**EXTRACTED ENTRIES**
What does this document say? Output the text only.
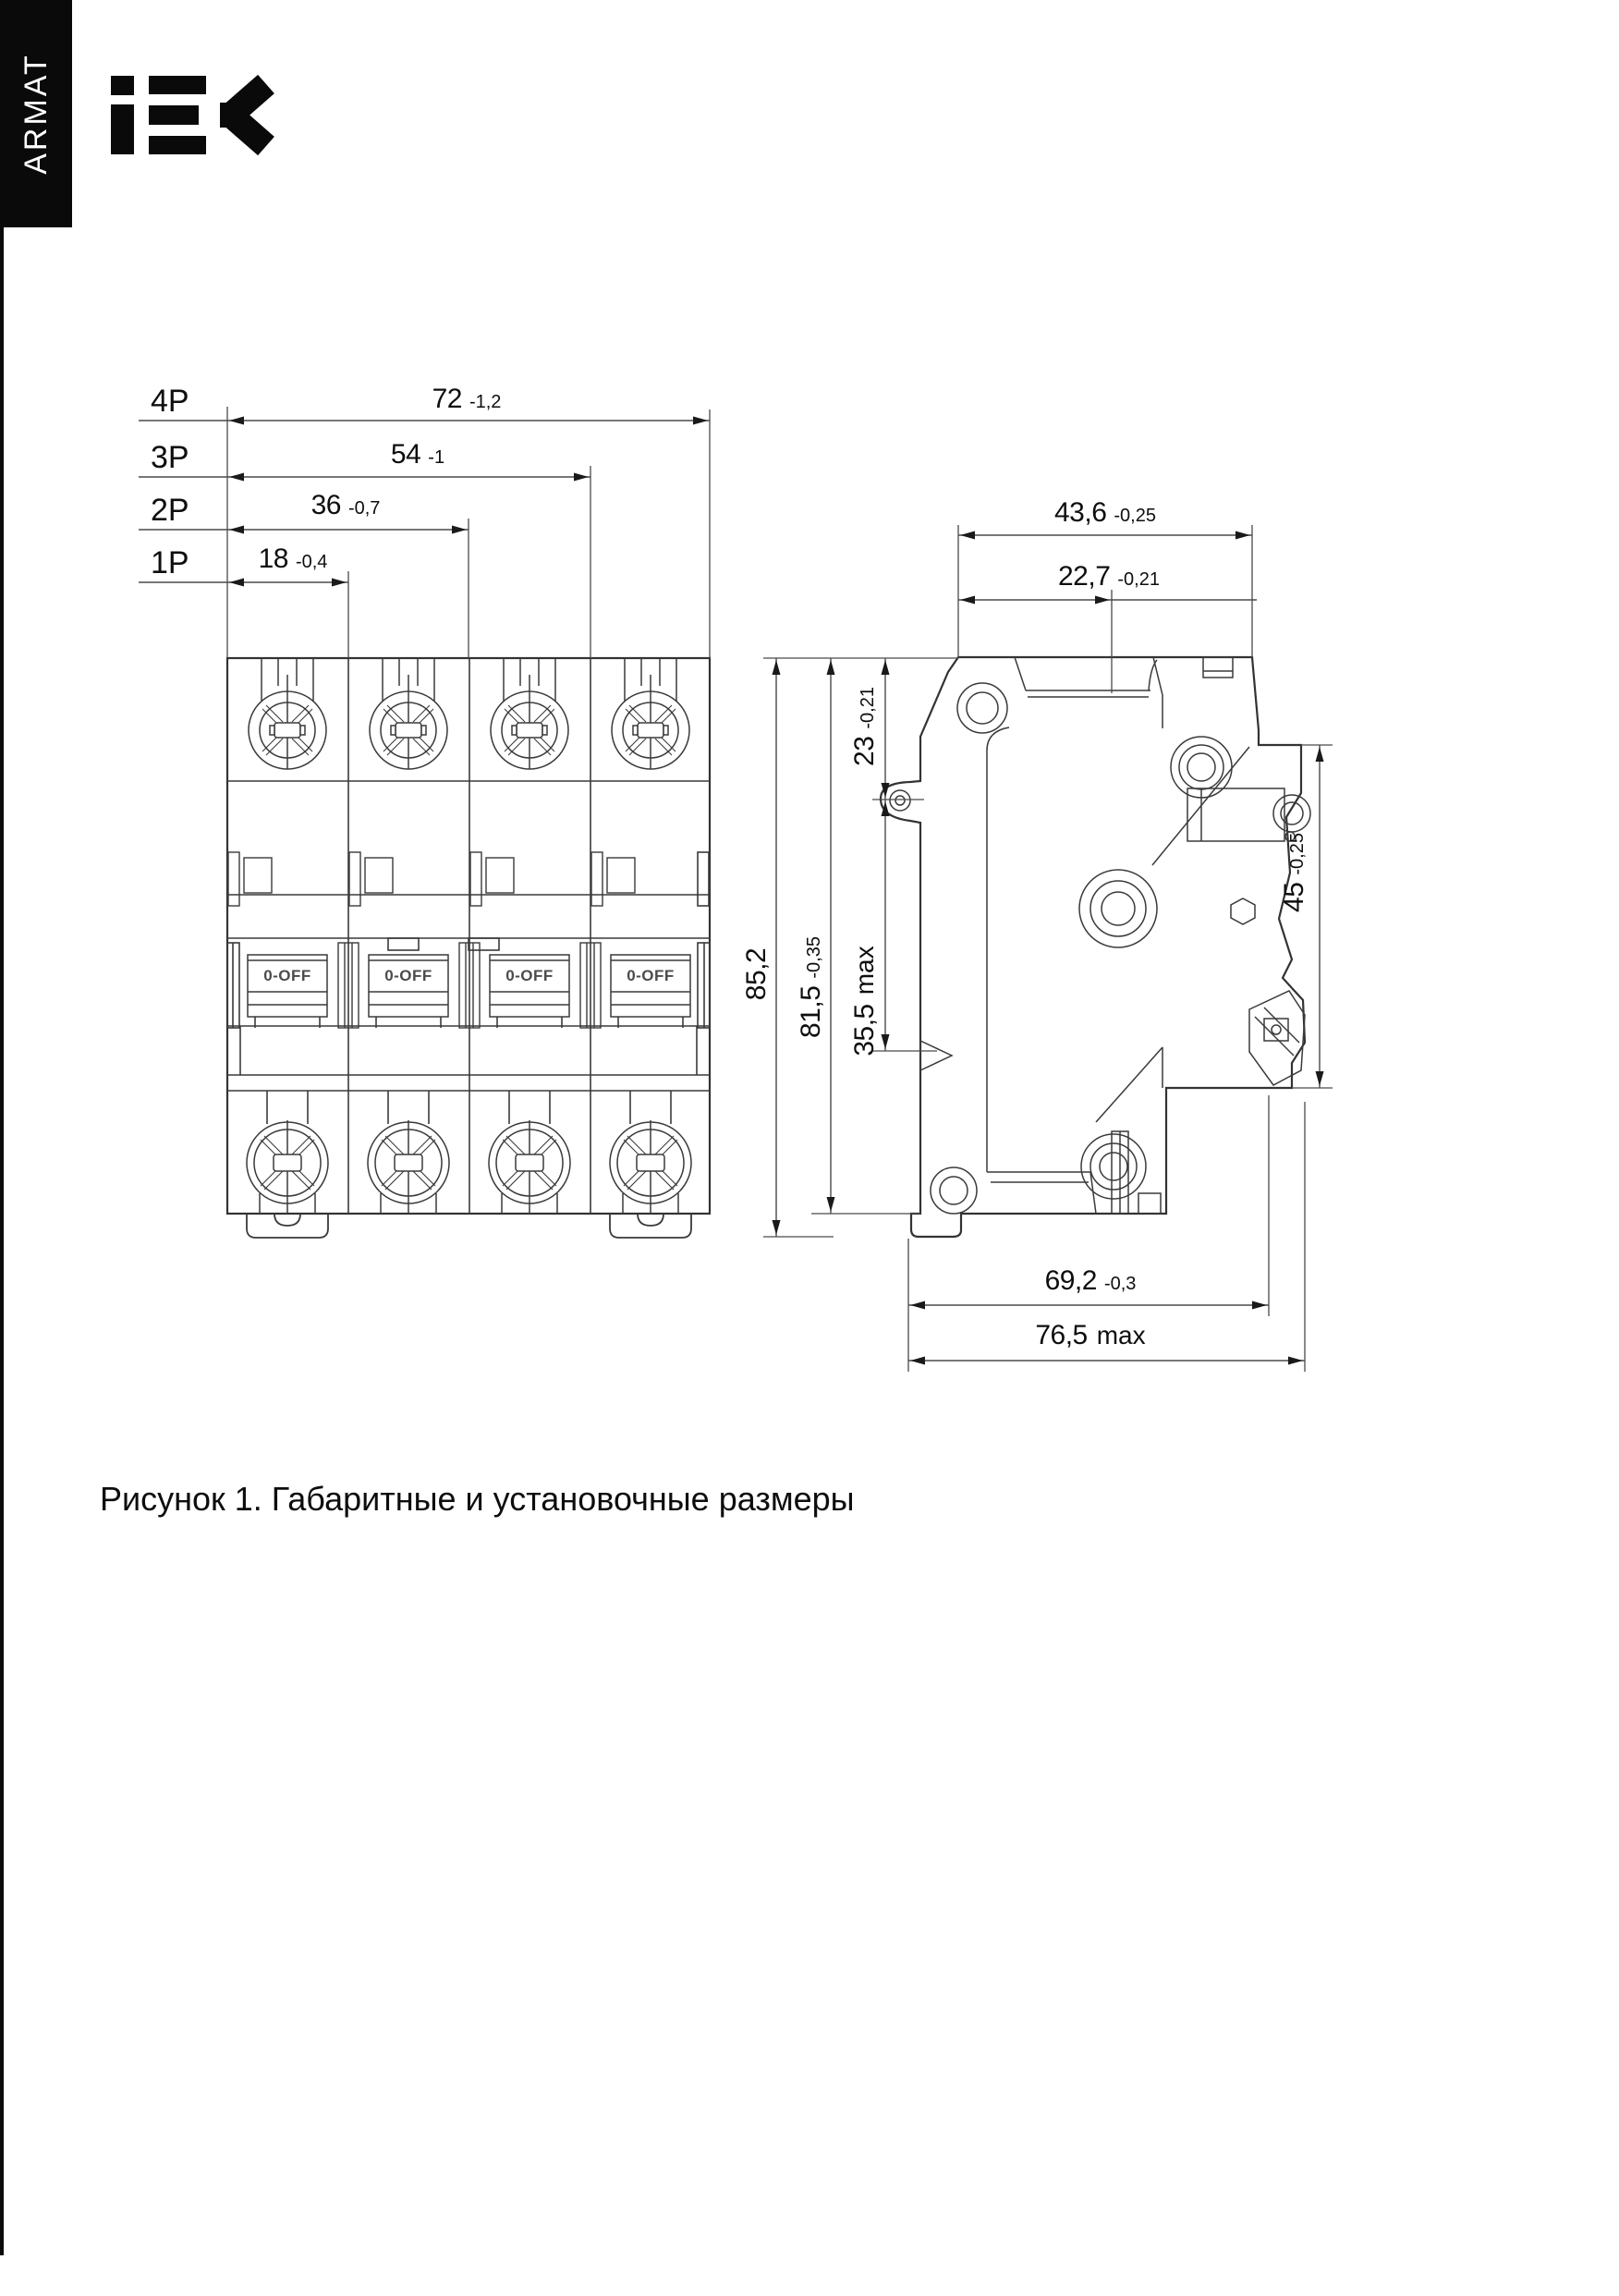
ARMAT
4P
3P
2P
1P
72 -1,2
54 -1
36 -0,7
18 -0,4
0-OFF	0-OFF	0-OFF	0-OFF
43,6 -0,25
22,7 -0,21
23
-0,21
85,2
81,5
-0,35
35,5
max
45
-0,25
69,2 -0,3
76,5 max
Рисунок 1. Габаритные и установочные размеры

**WHAT YOU NEED TO DO**
From the data above, write out everything exactly except the pictures.

**EXERCISE RESULT**
What does this document say? Output the text only.
ARMAT
4P
3P
2P
1P
72 -1,2
54 -1
36 -0,7
18 -0,4
0-OFF	0-OFF	0-OFF	0-OFF
43,6 -0,25
22,7 -0,21
23
-0,21
85,2
81,5
-0,35
35,5
max
45
-0,25
69,2 -0,3
76,5 max
Рисунок 1. Габаритные и установочные размеры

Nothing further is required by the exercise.